■ **Supplied data**:
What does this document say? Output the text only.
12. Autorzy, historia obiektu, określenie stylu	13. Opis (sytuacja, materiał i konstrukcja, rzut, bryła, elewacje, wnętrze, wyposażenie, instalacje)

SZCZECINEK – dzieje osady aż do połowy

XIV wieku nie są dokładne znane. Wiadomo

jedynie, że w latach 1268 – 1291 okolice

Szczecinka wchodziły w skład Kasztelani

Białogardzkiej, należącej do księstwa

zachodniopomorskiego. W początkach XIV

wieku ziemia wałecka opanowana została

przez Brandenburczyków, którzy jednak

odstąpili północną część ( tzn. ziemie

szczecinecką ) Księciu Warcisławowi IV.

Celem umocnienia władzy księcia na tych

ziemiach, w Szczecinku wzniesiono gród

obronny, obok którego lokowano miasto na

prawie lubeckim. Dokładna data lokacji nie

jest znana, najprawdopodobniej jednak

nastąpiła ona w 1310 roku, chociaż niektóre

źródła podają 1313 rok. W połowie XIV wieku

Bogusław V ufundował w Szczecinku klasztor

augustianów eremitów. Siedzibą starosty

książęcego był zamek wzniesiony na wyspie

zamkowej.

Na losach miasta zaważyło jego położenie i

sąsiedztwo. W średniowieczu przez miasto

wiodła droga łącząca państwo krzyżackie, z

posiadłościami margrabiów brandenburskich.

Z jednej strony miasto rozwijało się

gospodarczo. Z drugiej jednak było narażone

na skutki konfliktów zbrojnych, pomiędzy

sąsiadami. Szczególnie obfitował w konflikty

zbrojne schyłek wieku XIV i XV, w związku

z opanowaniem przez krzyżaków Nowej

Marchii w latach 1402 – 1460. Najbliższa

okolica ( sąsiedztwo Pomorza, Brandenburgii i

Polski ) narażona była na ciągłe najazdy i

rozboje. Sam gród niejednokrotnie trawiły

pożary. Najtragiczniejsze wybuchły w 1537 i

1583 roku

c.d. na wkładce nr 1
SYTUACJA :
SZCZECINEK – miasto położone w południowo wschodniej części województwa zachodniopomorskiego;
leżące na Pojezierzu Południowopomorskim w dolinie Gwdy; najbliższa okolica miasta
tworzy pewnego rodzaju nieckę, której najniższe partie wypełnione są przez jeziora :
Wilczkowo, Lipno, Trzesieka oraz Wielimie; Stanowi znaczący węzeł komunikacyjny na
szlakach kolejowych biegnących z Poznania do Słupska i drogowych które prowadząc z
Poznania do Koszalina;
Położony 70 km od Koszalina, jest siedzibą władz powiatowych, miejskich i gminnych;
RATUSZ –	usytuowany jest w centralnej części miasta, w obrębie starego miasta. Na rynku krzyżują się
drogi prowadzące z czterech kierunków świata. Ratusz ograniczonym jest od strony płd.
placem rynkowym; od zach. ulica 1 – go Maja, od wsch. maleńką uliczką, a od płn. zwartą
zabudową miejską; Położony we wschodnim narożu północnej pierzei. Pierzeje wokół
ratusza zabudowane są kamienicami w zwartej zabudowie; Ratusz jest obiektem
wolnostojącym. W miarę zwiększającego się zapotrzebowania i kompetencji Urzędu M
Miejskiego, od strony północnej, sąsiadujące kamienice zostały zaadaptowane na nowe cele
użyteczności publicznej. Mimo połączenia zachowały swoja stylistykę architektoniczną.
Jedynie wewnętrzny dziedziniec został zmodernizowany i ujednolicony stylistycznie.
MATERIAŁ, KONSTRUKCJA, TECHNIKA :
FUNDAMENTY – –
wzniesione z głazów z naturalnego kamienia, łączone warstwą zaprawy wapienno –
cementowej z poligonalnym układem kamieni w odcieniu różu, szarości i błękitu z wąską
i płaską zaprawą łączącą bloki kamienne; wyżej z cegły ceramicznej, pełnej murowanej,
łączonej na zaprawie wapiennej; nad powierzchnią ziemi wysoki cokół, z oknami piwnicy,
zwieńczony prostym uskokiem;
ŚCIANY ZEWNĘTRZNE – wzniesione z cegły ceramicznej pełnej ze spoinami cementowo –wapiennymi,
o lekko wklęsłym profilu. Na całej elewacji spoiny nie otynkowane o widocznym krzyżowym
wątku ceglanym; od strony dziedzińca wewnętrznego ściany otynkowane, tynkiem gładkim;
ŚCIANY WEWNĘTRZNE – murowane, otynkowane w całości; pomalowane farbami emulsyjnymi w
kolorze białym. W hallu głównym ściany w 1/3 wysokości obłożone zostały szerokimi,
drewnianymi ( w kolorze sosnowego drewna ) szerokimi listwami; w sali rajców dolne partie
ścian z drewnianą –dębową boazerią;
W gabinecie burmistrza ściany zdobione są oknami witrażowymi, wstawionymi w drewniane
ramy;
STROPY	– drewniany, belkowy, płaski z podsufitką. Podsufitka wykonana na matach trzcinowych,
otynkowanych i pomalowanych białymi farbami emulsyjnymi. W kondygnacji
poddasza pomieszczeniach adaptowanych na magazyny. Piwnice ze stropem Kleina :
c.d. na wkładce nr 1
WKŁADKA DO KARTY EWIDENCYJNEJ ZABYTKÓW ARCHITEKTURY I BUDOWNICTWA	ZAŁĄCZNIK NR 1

■ **Stated task**: Reproduce each entry exactly, leaving out nothing.

■ **Response**:
What does this document say? Output the text only.
12. Autorzy, historia obiektu, określenie stylu	13. Opis (sytuacja, materiał i konstrukcja, rzut, bryła, elewacje, wnętrze, wyposażenie, instalacje)

SZCZECINEK – dzieje osady aż do połowy

XIV wieku nie są dokładne znane. Wiadomo

jedynie, że w latach 1268 – 1291 okolice

Szczecinka wchodziły w skład Kasztelani

Białogardzkiej, należącej do księstwa

zachodniopomorskiego. W początkach XIV

wieku ziemia wałecka opanowana została

przez Brandenburczyków, którzy jednak

odstąpili północną część ( tzn. ziemie

szczecinecką ) Księciu Warcisławowi IV.

Celem umocnienia władzy księcia na tych

ziemiach, w Szczecinku wzniesiono gród

obronny, obok którego lokowano miasto na

prawie lubeckim. Dokładna data lokacji nie

jest znana, najprawdopodobniej jednak

nastąpiła ona w 1310 roku, chociaż niektóre

źródła podają 1313 rok. W połowie XIV wieku

Bogusław V ufundował w Szczecinku klasztor

augustianów eremitów. Siedzibą starosty

książęcego był zamek wzniesiony na wyspie

zamkowej.

Na losach miasta zaważyło jego położenie i

sąsiedztwo. W średniowieczu przez miasto

wiodła droga łącząca państwo krzyżackie, z

posiadłościami margrabiów brandenburskich.

Z jednej strony miasto rozwijało się

gospodarczo. Z drugiej jednak było narażone

na skutki konfliktów zbrojnych, pomiędzy

sąsiadami. Szczególnie obfitował w konflikty

zbrojne schyłek wieku XIV i XV, w związku

z opanowaniem przez krzyżaków Nowej

Marchii w latach 1402 – 1460. Najbliższa

okolica ( sąsiedztwo Pomorza, Brandenburgii i

Polski ) narażona była na ciągłe najazdy i

rozboje. Sam gród niejednokrotnie trawiły

pożary. Najtragiczniejsze wybuchły w 1537 i

1583 roku

c.d. na wkładce nr 1
SYTUACJA :
SZCZECINEK – miasto położone w południowo wschodniej części województwa zachodniopomorskiego;
leżące na Pojezierzu Południowopomorskim w dolinie Gwdy; najbliższa okolica miasta
tworzy pewnego rodzaju nieckę, której najniższe partie wypełnione są przez jeziora :
Wilczkowo, Lipno, Trzesieka oraz Wielimie; Stanowi znaczący węzeł komunikacyjny na
szlakach kolejowych biegnących z Poznania do Słupska i drogowych które prowadząc z
Poznania do Koszalina;
Położony 70 km od Koszalina, jest siedzibą władz powiatowych, miejskich i gminnych;
RATUSZ –	usytuowany jest w centralnej części miasta, w obrębie starego miasta. Na rynku krzyżują się
drogi prowadzące z czterech kierunków świata. Ratusz ograniczonym jest od strony płd.
placem rynkowym; od zach. ulica 1 – go Maja, od wsch. maleńką uliczką, a od płn. zwartą
zabudową miejską; Położony we wschodnim narożu północnej pierzei. Pierzeje wokół
ratusza zabudowane są kamienicami w zwartej zabudowie; Ratusz jest obiektem
wolnostojącym. W miarę zwiększającego się zapotrzebowania i kompetencji Urzędu M
Miejskiego, od strony północnej, sąsiadujące kamienice zostały zaadaptowane na nowe cele
użyteczności publicznej. Mimo połączenia zachowały swoja stylistykę architektoniczną.
Jedynie wewnętrzny dziedziniec został zmodernizowany i ujednolicony stylistycznie.
MATERIAŁ, KONSTRUKCJA, TECHNIKA :
FUNDAMENTY – –
wzniesione z głazów z naturalnego kamienia, łączone warstwą zaprawy wapienno –
cementowej z poligonalnym układem kamieni w odcieniu różu, szarości i błękitu z wąską
i płaską zaprawą łączącą bloki kamienne; wyżej z cegły ceramicznej, pełnej murowanej,
łączonej na zaprawie wapiennej; nad powierzchnią ziemi wysoki cokół, z oknami piwnicy,
zwieńczony prostym uskokiem;
ŚCIANY ZEWNĘTRZNE – wzniesione z cegły ceramicznej pełnej ze spoinami cementowo –wapiennymi,
o lekko wklęsłym profilu. Na całej elewacji spoiny nie otynkowane o widocznym krzyżowym
wątku ceglanym; od strony dziedzińca wewnętrznego ściany otynkowane, tynkiem gładkim;
ŚCIANY WEWNĘTRZNE – murowane, otynkowane w całości; pomalowane farbami emulsyjnymi w
kolorze białym. W hallu głównym ściany w 1/3 wysokości obłożone zostały szerokimi,
drewnianymi ( w kolorze sosnowego drewna ) szerokimi listwami; w sali rajców dolne partie
ścian z drewnianą –dębową boazerią;
W gabinecie burmistrza ściany zdobione są oknami witrażowymi, wstawionymi w drewniane
ramy;
STROPY	– drewniany, belkowy, płaski z podsufitką. Podsufitka wykonana na matach trzcinowych,
otynkowanych i pomalowanych białymi farbami emulsyjnymi. W kondygnacji
poddasza pomieszczeniach adaptowanych na magazyny. Piwnice ze stropem Kleina :
c.d. na wkładce nr 1
WKŁADKA DO KARTY EWIDENCYJNEJ ZABYTKÓW ARCHITEKTURY I BUDOWNICTWA	ZAŁĄCZNIK NR 1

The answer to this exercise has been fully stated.